* _What the exercise asks_: Show every line in the records below that contains the word "memorandum".

* _Data provided_:
◆ ◆ ◆

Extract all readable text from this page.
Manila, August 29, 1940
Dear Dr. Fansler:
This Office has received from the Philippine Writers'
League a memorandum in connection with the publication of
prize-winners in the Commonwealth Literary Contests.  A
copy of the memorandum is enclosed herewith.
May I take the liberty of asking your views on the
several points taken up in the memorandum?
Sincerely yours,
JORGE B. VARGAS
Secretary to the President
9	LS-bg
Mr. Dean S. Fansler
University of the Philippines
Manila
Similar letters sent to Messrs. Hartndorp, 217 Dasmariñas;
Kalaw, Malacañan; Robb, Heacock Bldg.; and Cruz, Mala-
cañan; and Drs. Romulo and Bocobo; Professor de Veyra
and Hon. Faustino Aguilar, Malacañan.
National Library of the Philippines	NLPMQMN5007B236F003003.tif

◆ ◆ ◆

* _Solved exercise_:
League a memorandum in connection with the publication of
copy of the memorandum is enclosed herewith.
several points taken up in the memorandum?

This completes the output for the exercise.